**Document passage**.
I feel like most Americans are aware of the tumult in that region, but not of the specifics. What was challenging about your upbringing?
Let me speak basically from my point of view and perspective and from where I'm coming from: I come from humble beginnings, meaning I had basically nothing.
I remember going to school with no food, no money, not even knowing how I was going to get back home. I had to beg people to put money together to pay my fare, to take a taxi or a bus. There were nights I went without food and stuff like that. My slope right now is from homeless to owning houses. I remember at one point, I lost my home to fire and I was literally homeless. Sleeping at friends' and family's and things like that.
So, the struggle for me is something like that, but all of us share the same thing of wanting to become international. Having a wider audience. Shaggy and Sean Paul have done that impactfully for the genre. They have crossed over so the American audience knows that, and that's the dream for every Jamaican artist: to be known worldwide, or widely here in America.
Is there a certain strain of ambition unique to Jamaican artists?
I would definitely say that we Jamaican artists are very ambitious. We strive to have our music known widely. So many people have taken so much from dancehall culture, so we still are known as the underdogs.
People don't give us the ratings that our culture deserves. So, we're still ambitious because it's been around for three decades and there are still artists trying to be impactful and known there. I would say we are very ambitious to still be going after 30 years, 40 years.

**Task statement**. Pick up the interview with the Jamaican artist right after its final answer and write what follows.

(Document understanding data)

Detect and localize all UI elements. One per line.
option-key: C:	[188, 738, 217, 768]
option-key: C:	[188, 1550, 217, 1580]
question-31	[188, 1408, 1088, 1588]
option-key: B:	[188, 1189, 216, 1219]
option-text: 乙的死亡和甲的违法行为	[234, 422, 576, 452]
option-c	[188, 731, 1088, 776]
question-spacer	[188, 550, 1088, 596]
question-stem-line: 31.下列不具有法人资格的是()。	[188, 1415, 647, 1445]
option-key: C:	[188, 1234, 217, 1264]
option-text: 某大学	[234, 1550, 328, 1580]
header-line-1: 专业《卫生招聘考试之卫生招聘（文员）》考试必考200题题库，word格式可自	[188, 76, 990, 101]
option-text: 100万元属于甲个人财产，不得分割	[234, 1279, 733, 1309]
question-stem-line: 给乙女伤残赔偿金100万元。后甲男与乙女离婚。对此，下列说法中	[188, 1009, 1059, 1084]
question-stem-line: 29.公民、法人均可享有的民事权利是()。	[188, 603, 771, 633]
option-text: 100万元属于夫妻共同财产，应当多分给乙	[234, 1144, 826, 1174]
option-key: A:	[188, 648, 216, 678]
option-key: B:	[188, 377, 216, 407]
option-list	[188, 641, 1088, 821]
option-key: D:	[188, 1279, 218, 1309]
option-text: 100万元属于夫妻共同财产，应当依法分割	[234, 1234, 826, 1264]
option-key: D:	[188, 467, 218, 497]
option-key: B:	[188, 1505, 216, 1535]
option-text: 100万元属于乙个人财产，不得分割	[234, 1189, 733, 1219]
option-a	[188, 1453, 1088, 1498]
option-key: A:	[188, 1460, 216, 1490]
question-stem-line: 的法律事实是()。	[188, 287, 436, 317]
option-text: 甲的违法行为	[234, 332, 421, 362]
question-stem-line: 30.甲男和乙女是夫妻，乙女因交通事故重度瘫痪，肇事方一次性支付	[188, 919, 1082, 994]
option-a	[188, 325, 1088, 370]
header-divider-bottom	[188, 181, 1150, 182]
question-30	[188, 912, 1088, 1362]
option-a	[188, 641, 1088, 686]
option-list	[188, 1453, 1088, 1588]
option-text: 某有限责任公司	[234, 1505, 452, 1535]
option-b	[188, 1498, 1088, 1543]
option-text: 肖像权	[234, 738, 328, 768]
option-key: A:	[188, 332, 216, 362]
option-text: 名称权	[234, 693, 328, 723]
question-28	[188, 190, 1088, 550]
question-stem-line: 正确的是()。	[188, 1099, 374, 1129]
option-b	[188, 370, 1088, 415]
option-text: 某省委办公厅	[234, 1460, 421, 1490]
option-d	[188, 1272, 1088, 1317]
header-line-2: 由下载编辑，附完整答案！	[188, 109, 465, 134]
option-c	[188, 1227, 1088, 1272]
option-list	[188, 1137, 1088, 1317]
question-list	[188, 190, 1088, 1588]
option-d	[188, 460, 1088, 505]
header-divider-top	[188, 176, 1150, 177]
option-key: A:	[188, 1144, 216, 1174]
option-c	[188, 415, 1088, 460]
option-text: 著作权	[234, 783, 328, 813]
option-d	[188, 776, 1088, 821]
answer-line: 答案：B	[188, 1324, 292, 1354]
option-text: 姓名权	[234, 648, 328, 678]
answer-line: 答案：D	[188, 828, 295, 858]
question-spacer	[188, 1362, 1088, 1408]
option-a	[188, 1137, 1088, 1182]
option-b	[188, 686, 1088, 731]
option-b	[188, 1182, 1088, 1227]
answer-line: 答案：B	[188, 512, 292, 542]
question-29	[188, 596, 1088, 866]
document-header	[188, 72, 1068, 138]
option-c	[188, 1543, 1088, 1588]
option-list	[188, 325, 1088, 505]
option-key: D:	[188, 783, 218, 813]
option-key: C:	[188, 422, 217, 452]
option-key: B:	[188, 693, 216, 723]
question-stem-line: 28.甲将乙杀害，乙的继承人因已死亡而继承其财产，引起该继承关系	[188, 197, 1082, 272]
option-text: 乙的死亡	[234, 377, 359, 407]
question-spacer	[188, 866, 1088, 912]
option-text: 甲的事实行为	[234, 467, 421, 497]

**Result below**.
Oftentimes, the media puts things out there to make it seem like we're fighting with each other, fighting against each other. I'm really humbled and grateful to show that together, we are more of a force to be reckoned with. When this song came out — it's actually still trending in Jamaica right now, the music video — people appreciated the fact that we were able to come together and create this song.
So, I just want people to know that we are together. I love the unity that's happening right now within dancehall and reggae music. I'm just humbled that Shaggy and Sean Paul came together on this track. It has never been done before.
Spice. Photo: Sterling Pics
Where did that stereotype of constant conflict come from?
Sometimes, I see people who are like, "Oh, I want to come to Jamaica, but I'm scared." I'm like, "OK, why are you scared?" They're like, "Oh, because people are dying." I feel like sometimes the news media puts out the bad parts about Jamaica or its music or culture.
Sometimes, people say it's derogatory because we sing about wining a lot and the gyration of the waist. But at the end of the day, so many tourists come to Jamaica because of its music. People come to dance and have fun. They see things that they don't see here in America.
I can speak because I'm here in Atlanta and I go to the club all the time: When people dance here, they're on their feet. They're dancing. In Jamaica, people are spinning on their heads. Their culture is very unique and different and I just wish more media will cover the better aspect of Jamaica because Jamaica is a beautiful place.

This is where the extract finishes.